Provided material start

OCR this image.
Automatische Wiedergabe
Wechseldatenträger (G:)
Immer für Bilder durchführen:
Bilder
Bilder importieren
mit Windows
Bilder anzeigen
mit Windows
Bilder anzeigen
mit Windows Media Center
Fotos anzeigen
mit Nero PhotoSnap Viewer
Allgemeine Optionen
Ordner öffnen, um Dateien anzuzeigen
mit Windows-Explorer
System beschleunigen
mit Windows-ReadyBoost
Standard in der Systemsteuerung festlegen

Provided material end

*Goal of the exercise*: Write out the entries in full, exactly as given.

*Result*:
OCR this image.
Automatische Wiedergabe
Wechseldatenträger (G:)
Immer für Bilder durchführen:
Bilder
Bilder importieren
mit Windows
Bilder anzeigen
mit Windows
Bilder anzeigen
mit Windows Media Center
Fotos anzeigen
mit Nero PhotoSnap Viewer
Allgemeine Optionen
Ordner öffnen, um Dateien anzuzeigen
mit Windows-Explorer
System beschleunigen
mit Windows-ReadyBoost
Standard in der Systemsteuerung festlegen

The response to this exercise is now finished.